Henry Alabaster, 1836- 1884
by
Derick
Garnier
Henry Alabaster arrived in
Henry Alabaster was a brilliant student. He
won a scholarship to King’s College, later to become London University; he was
elected an Associate of the College and Senior Scholar, and studied
international law, engineering, surveying, construction and botany. He would
use his knowledge of all these subjects when he worked for the King in
developing the new city of Bangkok.
In 1856, there was no city of Bangkok. There was the Grand Palace and the
Temple of the Emerald Buddha within the huge, white walls. Outside there were a number of Buddhist monasteries scattered about among
the trees; and simple wooden houses floating on rafts along the banks of the
Chao Phraya river. For the rest there
was nothing but palm trees, orchards,
paddy fields and empty, waterlogged land. There were no roads, so people
travelled about by boat, or were carried if they were very grand. The only
Westerners were ships’ captains and missionaries.
The British Consulate had just been built, of wood, on the site of the present
General Post Office, just off New Road. All the fittings had to be sent out
from England: locks, hinges, door handles and panes of glass; the journey often
took six to eight months. Wild life roamed the grounds: 13 varieties of snakes
and 27 kinds of butterfly were found in the garden. There was even a consular
gaol.
It must have been a depressing scene for the young Henry Alabaster when he
arrived as a deputy Consul in 1857. He was only 21 years old. He came as a
Student Interpreter and busily set abut learning the language. Interpreters were
needed because hardly any Thais spoke English. He soon made friends with Thai
scholars and began to study Buddhism. Eventually he wrote a book on the
Buddhist faith called “The Wheel of the
Law”, published in London in 1871 and widely praised. He became a friend of
King Mongkut and was allowed to read in the royal library. In 1868 he led a
British contingent of astronomers to Hua Wan, south of Hua Hinh, to view a
total eclipse of the sun predicted by King Mongkut, to which the King had
invited French astronomers, the Governor of Singapore and many others. At the
same time, he was appointed Acting Consul when the Consul was on home leave. He
also helped the Thais to survey the land and build roads; indeed he helped in
the construction of New Road, one of the first roads to be built out into the
country. “Day after day (he) went through the fruit orchards, and rice fields,
jumping ditches, wading through mud, surveying the ground to plot out these
roads.” (from the ‘Siam Repository’, the local English newspaper)
Eventually, in 1873, the young King Chulalongkorn, invited Alabaster to become
his personal adviser. At last he had a chance to use his many skills. He
designed and constructed the Gardens at Saranarom Palace as a place for the
public to relax and study plants and animals, as was being done by Western
countries, at Kew for example. He
introduced Catalaya orchids to Thailand. In 1875, he helped to start the Survey
Office and trained the first Thai surveyors. Together they plotted the route
for a land telegraph cable from Bangkok to Battambang in the then French colony
of Cambodia and so to the outside world. He mapped the Gulf of Thailand and
administered the first Thai lighthouse. He suggested the employment of James
McCarthy who came from the Survey of India to map the frontiers of Thailand
where they met the borders of the English colony of Burma and the French colony
of Indo-China, and stayed many years. Alabaster also started the first museum
in Thailand, inside the Grand Palace. He
catalogued the royal library and taught Thai librarians how to classify books.

━━━━━━

_Problem statement_: Can you resume the account of Henry Alabaster's life above, carrying it on from its last sentence?

Element location data:
━━━━━━

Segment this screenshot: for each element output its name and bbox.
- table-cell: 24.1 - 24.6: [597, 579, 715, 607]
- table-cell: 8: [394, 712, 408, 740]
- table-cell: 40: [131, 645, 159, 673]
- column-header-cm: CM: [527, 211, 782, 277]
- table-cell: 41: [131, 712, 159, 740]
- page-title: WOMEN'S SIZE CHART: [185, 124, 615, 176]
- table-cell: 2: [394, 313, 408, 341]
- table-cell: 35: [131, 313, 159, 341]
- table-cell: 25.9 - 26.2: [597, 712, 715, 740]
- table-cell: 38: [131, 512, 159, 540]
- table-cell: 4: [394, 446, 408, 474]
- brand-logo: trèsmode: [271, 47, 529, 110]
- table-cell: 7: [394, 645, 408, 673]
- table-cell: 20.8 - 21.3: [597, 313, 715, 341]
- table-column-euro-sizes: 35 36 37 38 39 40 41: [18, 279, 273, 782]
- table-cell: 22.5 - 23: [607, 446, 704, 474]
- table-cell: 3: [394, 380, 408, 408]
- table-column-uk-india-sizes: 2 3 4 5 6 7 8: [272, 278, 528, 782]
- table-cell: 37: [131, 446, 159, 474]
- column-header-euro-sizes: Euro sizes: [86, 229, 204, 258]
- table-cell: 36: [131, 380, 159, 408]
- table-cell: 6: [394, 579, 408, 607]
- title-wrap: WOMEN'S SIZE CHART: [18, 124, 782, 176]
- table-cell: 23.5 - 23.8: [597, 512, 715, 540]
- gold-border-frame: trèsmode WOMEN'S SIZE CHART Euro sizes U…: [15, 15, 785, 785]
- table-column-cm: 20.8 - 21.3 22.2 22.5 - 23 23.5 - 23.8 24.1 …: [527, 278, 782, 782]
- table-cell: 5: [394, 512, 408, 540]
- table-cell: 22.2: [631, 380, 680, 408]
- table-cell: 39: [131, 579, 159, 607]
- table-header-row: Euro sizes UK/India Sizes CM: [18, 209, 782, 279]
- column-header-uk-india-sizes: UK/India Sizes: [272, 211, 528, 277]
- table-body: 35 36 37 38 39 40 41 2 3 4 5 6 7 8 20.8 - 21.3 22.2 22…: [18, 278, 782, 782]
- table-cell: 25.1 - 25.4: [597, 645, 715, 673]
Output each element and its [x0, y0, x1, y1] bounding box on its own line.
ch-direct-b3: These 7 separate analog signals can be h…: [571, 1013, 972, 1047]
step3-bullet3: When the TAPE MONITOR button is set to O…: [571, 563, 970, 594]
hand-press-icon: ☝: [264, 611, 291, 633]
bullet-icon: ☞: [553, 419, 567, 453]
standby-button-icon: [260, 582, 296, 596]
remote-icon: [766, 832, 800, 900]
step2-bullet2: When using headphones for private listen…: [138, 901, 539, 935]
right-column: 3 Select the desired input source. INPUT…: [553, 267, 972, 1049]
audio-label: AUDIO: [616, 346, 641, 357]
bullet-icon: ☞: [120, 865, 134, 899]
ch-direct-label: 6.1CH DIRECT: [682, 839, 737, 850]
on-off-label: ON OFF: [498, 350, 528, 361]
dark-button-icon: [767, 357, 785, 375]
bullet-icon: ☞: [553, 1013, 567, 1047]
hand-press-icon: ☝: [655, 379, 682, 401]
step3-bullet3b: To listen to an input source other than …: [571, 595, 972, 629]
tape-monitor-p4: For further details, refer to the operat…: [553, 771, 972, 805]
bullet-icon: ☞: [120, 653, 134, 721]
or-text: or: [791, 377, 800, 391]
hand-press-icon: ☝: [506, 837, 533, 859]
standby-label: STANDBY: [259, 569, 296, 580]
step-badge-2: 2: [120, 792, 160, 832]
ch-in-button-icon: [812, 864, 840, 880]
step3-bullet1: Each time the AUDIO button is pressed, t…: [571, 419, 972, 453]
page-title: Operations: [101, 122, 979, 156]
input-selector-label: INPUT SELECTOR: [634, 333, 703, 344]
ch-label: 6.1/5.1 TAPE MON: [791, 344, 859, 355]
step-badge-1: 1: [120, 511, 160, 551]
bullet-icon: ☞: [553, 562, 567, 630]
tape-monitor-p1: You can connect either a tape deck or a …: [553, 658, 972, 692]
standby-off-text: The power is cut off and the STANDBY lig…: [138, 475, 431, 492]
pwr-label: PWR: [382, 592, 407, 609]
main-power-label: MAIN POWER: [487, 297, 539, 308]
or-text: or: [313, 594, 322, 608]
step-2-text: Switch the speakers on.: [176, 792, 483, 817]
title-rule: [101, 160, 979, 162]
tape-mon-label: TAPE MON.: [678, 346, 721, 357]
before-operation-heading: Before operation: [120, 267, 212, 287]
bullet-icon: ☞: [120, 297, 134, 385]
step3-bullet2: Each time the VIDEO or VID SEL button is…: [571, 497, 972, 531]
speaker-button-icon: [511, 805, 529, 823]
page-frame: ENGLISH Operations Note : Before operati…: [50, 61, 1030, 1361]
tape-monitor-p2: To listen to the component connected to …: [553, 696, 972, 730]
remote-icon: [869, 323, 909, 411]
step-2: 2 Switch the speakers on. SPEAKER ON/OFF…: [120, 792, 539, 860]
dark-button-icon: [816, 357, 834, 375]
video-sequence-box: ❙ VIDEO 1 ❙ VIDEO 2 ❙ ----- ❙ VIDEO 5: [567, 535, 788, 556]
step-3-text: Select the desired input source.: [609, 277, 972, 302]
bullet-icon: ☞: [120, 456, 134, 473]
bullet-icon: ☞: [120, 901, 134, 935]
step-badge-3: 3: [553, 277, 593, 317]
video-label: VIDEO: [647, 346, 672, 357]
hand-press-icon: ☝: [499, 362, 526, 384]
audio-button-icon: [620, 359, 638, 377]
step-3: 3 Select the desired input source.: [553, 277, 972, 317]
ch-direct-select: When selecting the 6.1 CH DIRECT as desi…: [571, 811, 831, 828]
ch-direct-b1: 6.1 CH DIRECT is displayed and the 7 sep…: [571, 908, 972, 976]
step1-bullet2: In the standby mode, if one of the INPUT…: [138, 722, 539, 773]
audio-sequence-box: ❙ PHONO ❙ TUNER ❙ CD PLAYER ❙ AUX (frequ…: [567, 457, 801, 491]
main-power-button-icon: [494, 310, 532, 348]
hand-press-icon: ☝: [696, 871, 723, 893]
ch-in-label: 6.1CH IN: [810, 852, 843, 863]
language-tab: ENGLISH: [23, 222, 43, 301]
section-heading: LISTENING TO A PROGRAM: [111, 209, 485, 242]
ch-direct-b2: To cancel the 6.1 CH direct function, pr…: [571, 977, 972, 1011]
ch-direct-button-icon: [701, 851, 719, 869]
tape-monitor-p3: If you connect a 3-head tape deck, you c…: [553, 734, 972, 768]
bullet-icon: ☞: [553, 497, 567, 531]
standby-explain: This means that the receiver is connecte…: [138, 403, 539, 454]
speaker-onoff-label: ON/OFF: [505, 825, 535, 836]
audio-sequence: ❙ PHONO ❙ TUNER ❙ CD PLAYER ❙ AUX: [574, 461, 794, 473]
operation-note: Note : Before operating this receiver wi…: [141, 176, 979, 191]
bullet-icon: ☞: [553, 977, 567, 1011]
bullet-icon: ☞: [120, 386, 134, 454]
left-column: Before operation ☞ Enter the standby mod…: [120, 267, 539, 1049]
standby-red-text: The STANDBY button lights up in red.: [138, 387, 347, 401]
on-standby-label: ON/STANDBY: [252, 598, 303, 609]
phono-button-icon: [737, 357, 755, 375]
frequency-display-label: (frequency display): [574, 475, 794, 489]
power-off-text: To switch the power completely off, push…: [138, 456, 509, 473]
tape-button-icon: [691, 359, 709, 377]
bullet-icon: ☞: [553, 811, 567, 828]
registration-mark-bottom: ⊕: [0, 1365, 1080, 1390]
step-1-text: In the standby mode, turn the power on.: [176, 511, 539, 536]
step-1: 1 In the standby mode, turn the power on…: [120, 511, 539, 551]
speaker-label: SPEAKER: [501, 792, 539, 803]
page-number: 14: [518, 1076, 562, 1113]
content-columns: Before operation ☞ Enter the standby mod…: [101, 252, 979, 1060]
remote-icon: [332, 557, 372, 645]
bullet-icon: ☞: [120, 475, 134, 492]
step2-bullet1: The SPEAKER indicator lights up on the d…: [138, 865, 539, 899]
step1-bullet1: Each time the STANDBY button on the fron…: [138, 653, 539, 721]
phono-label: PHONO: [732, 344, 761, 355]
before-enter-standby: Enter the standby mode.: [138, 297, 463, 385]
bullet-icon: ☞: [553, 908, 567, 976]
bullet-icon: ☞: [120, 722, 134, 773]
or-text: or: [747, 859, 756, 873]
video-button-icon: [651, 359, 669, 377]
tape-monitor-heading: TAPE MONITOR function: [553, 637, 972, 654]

━━━━━━

_Response to this task_:
Finally, he started the Post and Telegraph Office, trained the staff and
arranged the first postal deliveries.
Perhaps his greatest value to the King was his knowledge of the Colonial Powers
and the designs they had on Thai territory. “He came to Thailand to turn her
into a colony of the British, but he stayed in Thailand to help prevent her
becoming a British colony,” said her grandson. This point did not go unnoticed
by the British Foreign Office; “a good for nothing fellow who was dismissed,”
they wrote. King Chulalongkorn thought rather differently and asked him to
draft royal letters to Western heads of state; he was given the rank of Phya
First Class, almost the highest rank ever attained by a foreigner in Thai
service. When he died he was buried in the Protestant Cemetery and his grave is
marked by the most imposing memorial of them all. It was given by the King
himself.
Henry Alabaster died quite suddenly at the early age of 48. His lower jaw
became paralyzed and three days later he was dead. He left two families behind
him: three sons by his English wife, Palacia; and two by his Thai wife, Perm.
Both her sons served in the Thai civil service and both were awarded the same
rank of ‘Phya’ as their father. King Rama Vl introduced the use of surnames for
Thai families and himself gave this family the name ‘Savetsila’, which in Thai
means ‘white stone’, or ‘alabaster’. One of Henry Alabaster’s grandsons was
Siddhi Savetsila who had a most distinguished career. He parachuted into
Japanese occupied Thailand at the end of the Second World War as a member of
the underground Resistance. He rose to the rank of Air Chief Marshall, Foreign
Minister and Privy Councillor to the King. The Savetsila family now has many
members; a living memorial to that brilliant young Language Student who stepped ashore in
Bangkok so many years ago.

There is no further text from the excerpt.